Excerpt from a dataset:
┄┄┄┄┄┄┄┄┄┄
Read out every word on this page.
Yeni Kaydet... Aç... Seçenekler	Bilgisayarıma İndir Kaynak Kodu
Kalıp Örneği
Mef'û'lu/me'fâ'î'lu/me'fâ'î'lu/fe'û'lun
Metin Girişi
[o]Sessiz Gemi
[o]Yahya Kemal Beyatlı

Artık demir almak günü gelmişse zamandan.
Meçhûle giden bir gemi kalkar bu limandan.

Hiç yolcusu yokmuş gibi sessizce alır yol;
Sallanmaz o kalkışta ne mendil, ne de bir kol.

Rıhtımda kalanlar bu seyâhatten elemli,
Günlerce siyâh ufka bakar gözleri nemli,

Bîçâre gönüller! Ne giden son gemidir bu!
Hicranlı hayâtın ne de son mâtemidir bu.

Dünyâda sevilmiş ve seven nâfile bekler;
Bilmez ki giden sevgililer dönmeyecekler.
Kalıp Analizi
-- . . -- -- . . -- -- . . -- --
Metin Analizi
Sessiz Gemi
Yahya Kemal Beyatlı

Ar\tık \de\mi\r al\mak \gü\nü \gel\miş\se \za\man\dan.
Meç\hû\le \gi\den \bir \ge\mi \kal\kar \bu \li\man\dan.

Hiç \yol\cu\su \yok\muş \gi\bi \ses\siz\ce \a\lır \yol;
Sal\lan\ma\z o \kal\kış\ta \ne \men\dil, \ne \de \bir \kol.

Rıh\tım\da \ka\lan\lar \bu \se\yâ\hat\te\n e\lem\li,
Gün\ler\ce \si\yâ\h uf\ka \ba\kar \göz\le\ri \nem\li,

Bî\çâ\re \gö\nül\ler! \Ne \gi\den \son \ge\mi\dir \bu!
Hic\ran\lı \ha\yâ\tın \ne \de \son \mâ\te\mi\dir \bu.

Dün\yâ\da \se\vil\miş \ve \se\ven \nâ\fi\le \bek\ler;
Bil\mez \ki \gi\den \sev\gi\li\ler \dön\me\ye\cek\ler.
┄┄┄┄┄┄┄┄┄┄
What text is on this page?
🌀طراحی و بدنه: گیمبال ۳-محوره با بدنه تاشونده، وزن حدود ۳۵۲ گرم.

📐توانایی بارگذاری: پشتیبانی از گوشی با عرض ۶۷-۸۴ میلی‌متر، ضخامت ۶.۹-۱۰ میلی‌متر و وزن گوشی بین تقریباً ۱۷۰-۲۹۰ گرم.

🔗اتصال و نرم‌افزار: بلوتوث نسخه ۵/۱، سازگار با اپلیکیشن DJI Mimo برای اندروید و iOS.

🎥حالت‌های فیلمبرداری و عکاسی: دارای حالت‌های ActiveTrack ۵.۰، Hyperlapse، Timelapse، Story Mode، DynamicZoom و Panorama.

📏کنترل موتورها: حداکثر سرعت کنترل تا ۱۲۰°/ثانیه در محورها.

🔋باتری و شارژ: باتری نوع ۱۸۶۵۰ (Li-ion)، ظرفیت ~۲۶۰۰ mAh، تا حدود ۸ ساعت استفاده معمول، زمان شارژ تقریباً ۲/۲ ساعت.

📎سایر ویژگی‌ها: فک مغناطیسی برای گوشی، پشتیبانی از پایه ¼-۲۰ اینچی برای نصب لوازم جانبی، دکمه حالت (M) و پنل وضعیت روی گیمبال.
┄┄┄┄┄┄┄┄┄┄
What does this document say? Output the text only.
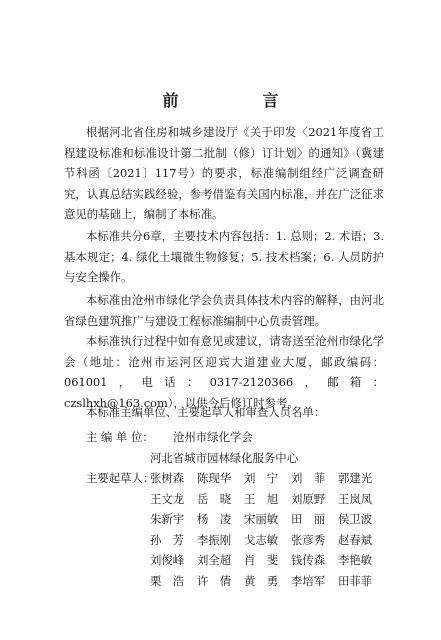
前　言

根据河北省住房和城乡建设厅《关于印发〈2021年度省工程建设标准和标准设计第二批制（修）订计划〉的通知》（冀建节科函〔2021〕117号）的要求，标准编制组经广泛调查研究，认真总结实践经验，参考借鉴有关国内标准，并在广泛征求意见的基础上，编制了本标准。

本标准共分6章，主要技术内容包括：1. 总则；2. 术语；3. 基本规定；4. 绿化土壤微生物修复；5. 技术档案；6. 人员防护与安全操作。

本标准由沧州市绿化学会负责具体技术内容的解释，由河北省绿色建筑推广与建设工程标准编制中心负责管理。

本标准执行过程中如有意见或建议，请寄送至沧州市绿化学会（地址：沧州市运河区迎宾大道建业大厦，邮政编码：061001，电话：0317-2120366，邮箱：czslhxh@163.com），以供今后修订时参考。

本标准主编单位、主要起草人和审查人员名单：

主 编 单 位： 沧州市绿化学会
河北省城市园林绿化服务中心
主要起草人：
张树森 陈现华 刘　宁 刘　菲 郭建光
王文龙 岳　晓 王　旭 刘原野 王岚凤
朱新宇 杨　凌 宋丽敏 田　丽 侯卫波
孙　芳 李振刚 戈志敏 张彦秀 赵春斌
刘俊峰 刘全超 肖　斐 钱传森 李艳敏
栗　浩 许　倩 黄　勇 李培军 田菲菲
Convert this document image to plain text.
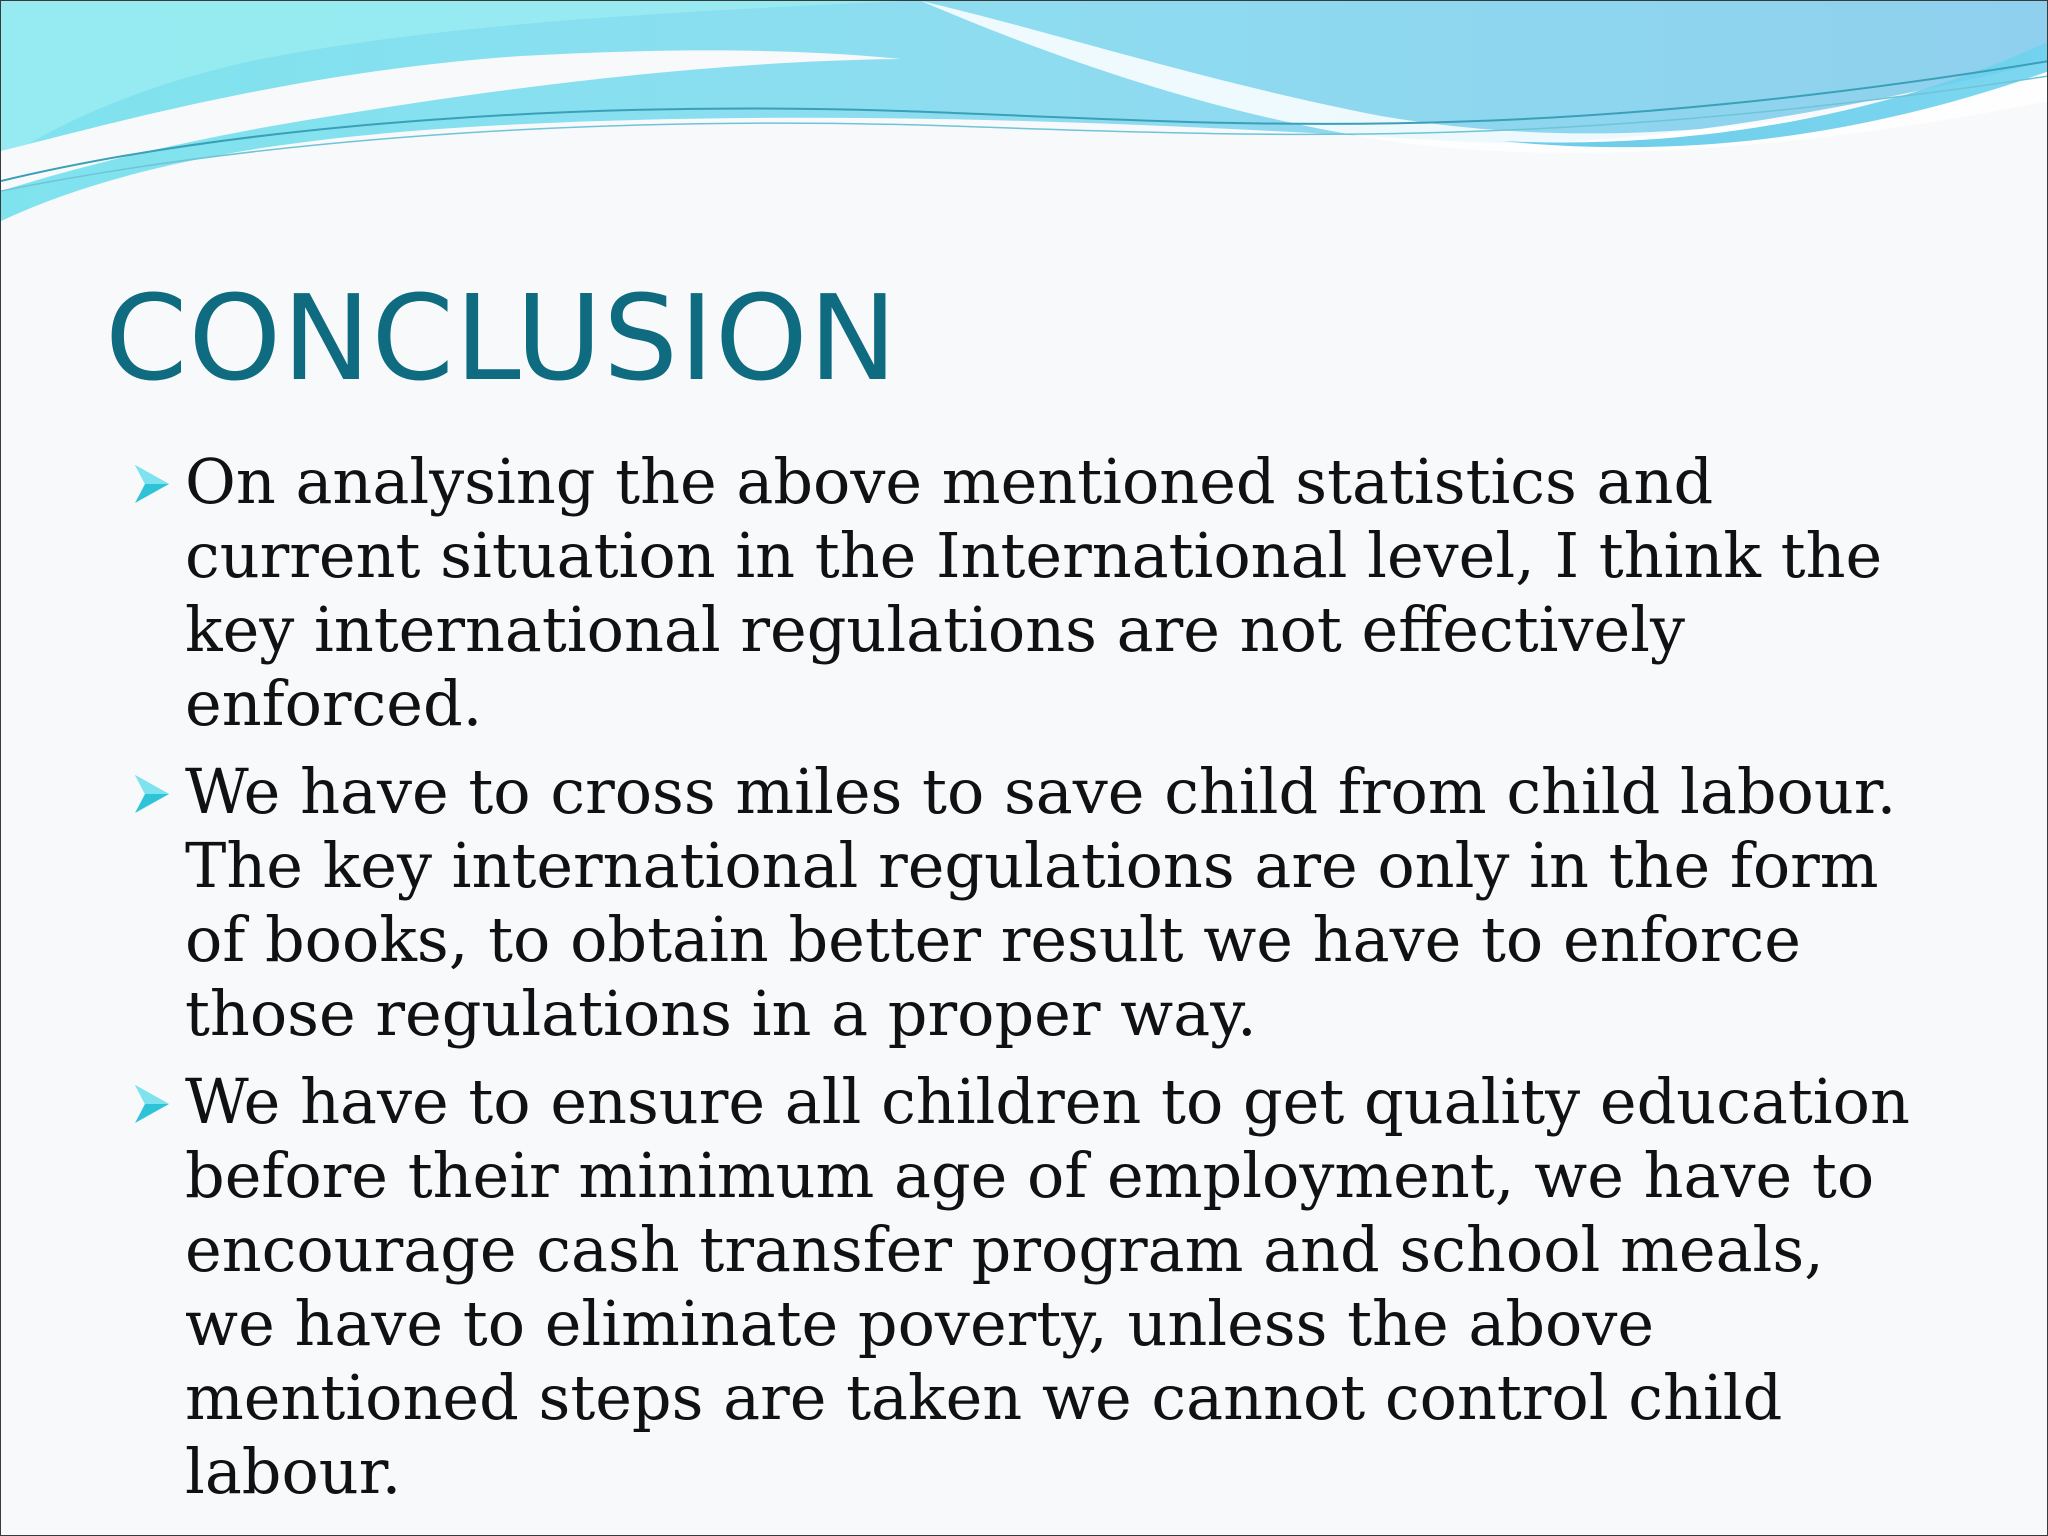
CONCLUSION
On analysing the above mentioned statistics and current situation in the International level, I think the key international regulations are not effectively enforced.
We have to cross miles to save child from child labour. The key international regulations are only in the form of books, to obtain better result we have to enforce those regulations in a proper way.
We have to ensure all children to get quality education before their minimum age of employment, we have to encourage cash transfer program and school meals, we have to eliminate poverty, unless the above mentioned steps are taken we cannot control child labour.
┄┄┄┄┄┄┄┄┄┄
- What you are asked to do
Using the listing above, show each line holding the string "برای".

- Final result
🔗اتصال و نرم‌افزار: بلوتوث نسخه ۵/۱، سازگار با اپلیکیشن DJI Mimo برای اندروید و iOS.
📎سایر ویژگی‌ها: فک مغناطیسی برای گوشی، پشتیبانی از پایه ¼-۲۰ اینچی برای نصب لوازم جانبی، دکمه حالت (M) و پنل وضعیت روی گیمبال.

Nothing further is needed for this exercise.